__WORK TO BE COMPLETED__: Examine each line of the data. Copy those that contain the string "difunde".

__EXERCISE MATERIALS__:
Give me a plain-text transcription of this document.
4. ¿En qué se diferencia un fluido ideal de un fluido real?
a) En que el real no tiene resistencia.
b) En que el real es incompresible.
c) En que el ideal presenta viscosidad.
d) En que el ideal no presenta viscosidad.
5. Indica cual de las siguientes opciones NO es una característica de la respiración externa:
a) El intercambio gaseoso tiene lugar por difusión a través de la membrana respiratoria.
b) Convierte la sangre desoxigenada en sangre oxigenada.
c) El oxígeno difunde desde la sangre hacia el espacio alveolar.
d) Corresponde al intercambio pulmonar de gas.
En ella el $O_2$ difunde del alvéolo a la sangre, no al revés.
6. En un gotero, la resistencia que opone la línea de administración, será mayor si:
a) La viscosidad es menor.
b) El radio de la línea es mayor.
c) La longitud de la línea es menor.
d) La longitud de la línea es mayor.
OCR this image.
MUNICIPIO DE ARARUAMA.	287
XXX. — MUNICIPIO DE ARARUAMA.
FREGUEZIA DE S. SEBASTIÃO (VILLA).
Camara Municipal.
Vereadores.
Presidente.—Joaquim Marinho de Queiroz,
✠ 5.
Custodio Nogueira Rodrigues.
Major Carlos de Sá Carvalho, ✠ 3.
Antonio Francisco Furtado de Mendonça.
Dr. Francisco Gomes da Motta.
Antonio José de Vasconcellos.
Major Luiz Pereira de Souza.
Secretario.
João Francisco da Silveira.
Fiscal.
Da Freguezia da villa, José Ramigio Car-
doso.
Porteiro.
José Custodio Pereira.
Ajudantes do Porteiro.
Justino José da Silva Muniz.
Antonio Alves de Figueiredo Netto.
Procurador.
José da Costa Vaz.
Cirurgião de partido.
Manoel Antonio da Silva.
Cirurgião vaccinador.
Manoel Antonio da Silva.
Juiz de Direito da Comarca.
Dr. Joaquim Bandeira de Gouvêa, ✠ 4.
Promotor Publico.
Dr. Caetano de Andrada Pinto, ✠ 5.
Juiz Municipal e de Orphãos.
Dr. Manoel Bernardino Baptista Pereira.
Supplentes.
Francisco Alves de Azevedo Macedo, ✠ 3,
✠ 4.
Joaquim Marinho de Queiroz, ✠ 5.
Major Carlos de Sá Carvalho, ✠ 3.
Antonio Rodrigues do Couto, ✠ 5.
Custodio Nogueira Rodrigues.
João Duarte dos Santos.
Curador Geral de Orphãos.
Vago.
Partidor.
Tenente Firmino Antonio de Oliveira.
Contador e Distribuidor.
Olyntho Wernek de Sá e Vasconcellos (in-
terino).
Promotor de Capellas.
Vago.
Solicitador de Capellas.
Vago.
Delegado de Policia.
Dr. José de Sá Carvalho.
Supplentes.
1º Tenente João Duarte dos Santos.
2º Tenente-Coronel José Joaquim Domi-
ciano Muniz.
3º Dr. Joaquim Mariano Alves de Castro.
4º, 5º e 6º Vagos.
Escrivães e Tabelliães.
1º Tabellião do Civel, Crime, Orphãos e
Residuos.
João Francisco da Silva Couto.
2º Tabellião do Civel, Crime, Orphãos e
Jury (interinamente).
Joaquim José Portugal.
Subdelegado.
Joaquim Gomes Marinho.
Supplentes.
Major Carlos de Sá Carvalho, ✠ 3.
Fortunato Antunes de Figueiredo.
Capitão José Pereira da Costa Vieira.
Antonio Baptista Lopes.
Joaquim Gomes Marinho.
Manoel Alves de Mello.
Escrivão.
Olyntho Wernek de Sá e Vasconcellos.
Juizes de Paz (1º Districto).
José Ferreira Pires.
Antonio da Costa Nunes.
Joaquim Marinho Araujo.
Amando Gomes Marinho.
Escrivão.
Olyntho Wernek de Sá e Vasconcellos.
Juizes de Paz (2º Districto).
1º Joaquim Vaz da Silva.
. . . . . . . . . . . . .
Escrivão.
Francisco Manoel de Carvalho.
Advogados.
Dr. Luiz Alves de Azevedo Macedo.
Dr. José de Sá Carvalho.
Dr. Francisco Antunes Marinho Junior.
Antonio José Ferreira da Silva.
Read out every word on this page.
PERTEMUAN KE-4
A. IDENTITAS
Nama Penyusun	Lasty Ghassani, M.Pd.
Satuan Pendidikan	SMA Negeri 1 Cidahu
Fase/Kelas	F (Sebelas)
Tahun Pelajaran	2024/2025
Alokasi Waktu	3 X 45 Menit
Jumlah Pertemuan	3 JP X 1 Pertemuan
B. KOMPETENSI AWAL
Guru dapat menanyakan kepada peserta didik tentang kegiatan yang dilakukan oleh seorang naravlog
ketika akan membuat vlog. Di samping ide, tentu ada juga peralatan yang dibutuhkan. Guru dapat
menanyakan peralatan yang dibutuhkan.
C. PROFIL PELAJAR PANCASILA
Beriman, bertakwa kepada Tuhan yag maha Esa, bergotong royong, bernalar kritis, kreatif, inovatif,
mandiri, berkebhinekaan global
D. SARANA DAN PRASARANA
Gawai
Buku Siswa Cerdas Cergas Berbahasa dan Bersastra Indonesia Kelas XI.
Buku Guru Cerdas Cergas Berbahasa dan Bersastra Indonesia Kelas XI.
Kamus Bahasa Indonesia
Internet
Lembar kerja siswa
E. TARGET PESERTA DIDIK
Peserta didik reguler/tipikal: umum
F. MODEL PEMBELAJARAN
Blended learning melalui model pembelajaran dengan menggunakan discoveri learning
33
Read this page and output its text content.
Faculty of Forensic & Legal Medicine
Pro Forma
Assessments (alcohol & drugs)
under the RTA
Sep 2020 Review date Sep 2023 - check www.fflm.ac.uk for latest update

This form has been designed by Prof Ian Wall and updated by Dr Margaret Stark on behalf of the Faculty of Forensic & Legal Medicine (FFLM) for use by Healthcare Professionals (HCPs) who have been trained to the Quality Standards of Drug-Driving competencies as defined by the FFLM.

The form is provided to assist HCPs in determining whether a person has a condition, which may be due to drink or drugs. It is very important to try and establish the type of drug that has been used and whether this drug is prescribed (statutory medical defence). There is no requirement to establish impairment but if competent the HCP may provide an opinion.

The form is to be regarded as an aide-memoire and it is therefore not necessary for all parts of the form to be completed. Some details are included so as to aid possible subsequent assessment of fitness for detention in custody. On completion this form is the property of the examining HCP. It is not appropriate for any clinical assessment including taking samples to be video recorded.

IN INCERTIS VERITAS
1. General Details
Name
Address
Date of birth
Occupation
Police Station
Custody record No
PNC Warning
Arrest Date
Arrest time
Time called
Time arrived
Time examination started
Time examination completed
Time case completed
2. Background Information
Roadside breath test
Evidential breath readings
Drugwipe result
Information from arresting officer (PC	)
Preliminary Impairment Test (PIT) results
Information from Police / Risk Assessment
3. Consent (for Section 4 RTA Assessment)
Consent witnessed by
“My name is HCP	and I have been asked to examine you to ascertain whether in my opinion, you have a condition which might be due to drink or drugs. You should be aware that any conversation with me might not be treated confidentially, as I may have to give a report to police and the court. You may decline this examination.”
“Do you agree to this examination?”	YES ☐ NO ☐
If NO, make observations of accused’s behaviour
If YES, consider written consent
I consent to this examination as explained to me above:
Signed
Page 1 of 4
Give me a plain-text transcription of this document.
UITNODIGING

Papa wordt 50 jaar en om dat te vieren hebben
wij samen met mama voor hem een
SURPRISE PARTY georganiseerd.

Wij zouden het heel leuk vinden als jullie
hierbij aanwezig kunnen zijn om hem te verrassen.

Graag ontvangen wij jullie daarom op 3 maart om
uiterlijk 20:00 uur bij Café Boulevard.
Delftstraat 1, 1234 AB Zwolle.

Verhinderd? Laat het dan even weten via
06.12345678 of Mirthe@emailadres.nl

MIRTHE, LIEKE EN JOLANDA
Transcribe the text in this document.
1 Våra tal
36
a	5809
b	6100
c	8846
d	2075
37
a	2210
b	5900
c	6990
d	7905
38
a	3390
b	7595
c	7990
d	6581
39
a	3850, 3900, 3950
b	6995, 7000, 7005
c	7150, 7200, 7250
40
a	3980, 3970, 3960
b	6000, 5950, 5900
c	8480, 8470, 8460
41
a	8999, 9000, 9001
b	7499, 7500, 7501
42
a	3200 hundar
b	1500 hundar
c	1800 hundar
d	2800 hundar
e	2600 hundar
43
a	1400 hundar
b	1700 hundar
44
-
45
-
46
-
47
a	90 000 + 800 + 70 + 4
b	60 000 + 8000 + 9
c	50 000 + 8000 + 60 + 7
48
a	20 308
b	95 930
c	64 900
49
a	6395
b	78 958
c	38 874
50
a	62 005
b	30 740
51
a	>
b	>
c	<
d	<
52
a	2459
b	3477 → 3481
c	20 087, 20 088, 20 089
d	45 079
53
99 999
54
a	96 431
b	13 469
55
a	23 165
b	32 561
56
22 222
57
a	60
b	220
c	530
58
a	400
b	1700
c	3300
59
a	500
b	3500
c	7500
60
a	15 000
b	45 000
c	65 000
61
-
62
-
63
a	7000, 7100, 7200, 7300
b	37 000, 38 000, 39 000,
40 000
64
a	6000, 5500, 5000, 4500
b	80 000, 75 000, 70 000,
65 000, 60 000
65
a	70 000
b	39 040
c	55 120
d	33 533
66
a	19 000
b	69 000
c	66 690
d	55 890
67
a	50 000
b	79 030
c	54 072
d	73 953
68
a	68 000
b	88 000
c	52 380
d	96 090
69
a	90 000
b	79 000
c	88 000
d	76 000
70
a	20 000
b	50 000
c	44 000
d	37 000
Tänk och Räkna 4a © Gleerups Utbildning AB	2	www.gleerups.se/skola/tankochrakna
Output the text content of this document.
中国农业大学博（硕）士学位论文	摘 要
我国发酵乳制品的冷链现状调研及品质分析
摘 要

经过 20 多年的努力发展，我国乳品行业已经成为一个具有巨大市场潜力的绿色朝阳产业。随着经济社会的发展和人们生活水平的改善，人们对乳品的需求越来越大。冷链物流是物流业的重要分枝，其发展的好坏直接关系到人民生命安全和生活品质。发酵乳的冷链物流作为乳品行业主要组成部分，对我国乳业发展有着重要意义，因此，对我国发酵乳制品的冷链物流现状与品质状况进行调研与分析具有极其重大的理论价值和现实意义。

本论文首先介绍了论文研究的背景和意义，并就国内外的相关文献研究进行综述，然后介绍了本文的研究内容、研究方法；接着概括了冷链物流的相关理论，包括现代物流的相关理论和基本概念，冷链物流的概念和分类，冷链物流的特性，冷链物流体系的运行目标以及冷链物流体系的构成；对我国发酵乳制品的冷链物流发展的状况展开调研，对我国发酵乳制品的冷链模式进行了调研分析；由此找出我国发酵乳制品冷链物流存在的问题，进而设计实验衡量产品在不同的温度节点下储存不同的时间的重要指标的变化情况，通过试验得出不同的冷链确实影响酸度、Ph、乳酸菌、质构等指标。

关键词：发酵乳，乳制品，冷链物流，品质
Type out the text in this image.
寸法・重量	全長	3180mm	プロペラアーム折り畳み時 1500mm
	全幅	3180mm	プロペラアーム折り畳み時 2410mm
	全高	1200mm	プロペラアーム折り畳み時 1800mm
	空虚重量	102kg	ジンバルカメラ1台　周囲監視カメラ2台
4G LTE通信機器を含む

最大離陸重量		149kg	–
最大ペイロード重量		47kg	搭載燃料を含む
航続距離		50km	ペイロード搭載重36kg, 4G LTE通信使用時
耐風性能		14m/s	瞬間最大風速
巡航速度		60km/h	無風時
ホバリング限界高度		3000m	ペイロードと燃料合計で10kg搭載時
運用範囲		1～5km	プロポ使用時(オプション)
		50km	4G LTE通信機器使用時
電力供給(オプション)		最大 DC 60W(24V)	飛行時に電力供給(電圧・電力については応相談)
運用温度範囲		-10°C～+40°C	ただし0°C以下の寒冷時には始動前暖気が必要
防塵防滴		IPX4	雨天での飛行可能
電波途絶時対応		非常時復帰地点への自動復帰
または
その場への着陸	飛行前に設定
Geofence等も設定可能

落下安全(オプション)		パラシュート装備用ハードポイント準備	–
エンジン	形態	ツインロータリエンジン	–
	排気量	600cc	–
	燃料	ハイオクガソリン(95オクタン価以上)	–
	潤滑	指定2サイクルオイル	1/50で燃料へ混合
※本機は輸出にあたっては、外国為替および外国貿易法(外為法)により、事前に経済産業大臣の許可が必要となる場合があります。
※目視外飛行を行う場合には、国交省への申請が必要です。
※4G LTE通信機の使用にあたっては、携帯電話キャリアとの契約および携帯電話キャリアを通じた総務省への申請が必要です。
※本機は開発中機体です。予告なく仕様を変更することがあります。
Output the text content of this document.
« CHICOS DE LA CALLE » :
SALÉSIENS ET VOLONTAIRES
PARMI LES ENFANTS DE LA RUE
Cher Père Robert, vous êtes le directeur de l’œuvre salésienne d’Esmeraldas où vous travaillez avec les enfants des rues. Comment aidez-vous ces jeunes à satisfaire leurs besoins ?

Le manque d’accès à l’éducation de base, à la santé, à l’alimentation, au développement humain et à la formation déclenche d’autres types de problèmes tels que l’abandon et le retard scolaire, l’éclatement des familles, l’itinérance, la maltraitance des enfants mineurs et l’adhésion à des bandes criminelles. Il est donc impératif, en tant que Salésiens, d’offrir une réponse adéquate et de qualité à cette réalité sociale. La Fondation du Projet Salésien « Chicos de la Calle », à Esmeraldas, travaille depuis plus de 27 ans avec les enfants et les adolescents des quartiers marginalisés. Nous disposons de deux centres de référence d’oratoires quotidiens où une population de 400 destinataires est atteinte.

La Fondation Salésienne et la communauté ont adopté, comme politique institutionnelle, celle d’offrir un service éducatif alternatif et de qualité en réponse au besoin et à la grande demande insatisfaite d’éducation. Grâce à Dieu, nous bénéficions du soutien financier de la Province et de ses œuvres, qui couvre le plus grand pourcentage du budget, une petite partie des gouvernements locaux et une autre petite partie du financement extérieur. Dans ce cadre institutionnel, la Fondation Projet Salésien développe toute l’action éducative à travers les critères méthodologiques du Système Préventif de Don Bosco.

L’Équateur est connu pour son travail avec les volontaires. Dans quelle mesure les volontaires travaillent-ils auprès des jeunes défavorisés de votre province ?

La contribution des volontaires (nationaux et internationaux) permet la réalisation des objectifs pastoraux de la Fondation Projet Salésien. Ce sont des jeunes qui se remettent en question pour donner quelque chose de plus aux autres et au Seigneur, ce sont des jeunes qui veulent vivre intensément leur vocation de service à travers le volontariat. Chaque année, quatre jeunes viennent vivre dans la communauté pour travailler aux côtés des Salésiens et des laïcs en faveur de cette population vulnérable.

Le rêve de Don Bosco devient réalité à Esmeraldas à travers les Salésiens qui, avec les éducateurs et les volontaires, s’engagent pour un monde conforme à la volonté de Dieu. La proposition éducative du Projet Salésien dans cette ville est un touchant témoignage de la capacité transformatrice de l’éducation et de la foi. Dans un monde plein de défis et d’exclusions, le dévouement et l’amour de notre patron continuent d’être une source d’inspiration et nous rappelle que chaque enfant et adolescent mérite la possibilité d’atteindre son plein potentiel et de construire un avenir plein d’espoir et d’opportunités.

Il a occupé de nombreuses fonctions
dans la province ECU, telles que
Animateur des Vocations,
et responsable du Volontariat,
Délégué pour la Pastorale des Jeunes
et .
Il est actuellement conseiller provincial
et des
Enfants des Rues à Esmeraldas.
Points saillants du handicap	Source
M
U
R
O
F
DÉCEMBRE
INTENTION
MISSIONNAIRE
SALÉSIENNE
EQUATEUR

__EXERCISE RESULT__:
c) El oxígeno difunde desde la sangre hacia el espacio alveolar.
En ella el $O_2$ difunde del alvéolo a la sangre, no al revés.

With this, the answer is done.